-- BEGIN --
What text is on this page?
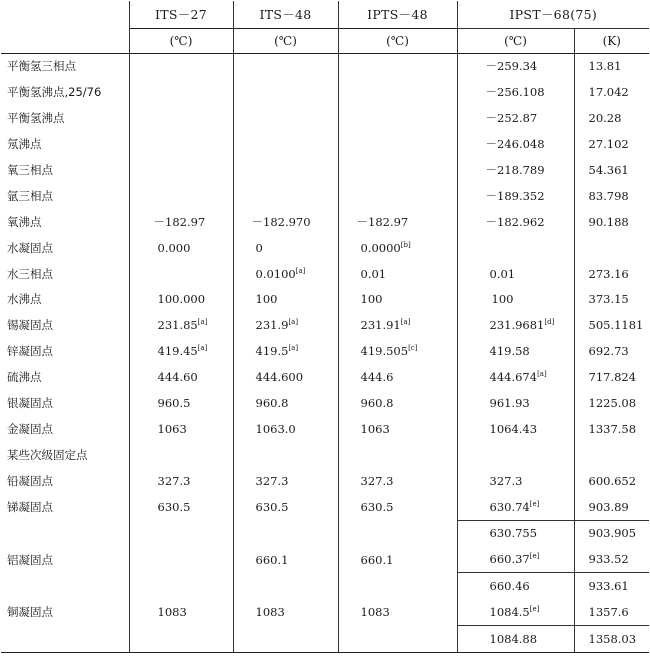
	ITS－27	ITS－48	IPTS－48	IPST－68(75)	
	(℃)	(℃)	(℃)	(℃)	(K)
平衡氢三相点				－259.34	13.81
平衡氢沸点,25/76				－256.108	17.042
平衡氢沸点				－252.87	20.28
氖沸点				－246.048	27.102
氧三相点				－218.789	54.361
氩三相点				－189.352	83.798
氧沸点	－182.97	－182.970	－182.97	－182.962	90.188
水凝固点	0.000	0	0.0000[b]		
水三相点		0.0100[a]	0.01	0.01	273.16
水沸点	100.000	100	100	100	373.15
锡凝固点	231.85[a]	231.9[a]	231.91[a]	231.9681[d]	505.1181
锌凝固点	419.45[a]	419.5[a]	419.505[c]	419.58	692.73
硫沸点	444.60	444.600	444.6	444.674[a]	717.824
银凝固点	960.5	960.8	960.8	961.93	1225.08
金凝固点	1063	1063.0	1063	1064.43	1337.58
某些次级固定点					
铅凝固点	327.3	327.3	327.3	327.3	600.652
锑凝固点	630.5	630.5	630.5	630.74[e]	903.89
				630.755	903.905
铝凝固点		660.1	660.1	660.37[e]	933.52
				660.46	933.61
铜凝固点	1083	1083	1083	1084.5[e]	1357.6
				1084.88	1358.03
-- END --
● Work instructions: Output the records above exactly as they are, leaving out the pictures.

● The response:
What text is on this page?
	ITS－27	ITS－48	IPTS－48	IPST－68(75)	
	(℃)	(℃)	(℃)	(℃)	(K)
平衡氢三相点				－259.34	13.81
平衡氢沸点,25/76				－256.108	17.042
平衡氢沸点				－252.87	20.28
氖沸点				－246.048	27.102
氧三相点				－218.789	54.361
氩三相点				－189.352	83.798
氧沸点	－182.97	－182.970	－182.97	－182.962	90.188
水凝固点	0.000	0	0.0000[b]		
水三相点		0.0100[a]	0.01	0.01	273.16
水沸点	100.000	100	100	100	373.15
锡凝固点	231.85[a]	231.9[a]	231.91[a]	231.9681[d]	505.1181
锌凝固点	419.45[a]	419.5[a]	419.505[c]	419.58	692.73
硫沸点	444.60	444.600	444.6	444.674[a]	717.824
银凝固点	960.5	960.8	960.8	961.93	1225.08
金凝固点	1063	1063.0	1063	1064.43	1337.58
某些次级固定点					
铅凝固点	327.3	327.3	327.3	327.3	600.652
锑凝固点	630.5	630.5	630.5	630.74[e]	903.89
				630.755	903.905
铝凝固点		660.1	660.1	660.37[e]	933.52
				660.46	933.61
铜凝固点	1083	1083	1083	1084.5[e]	1357.6
				1084.88	1358.03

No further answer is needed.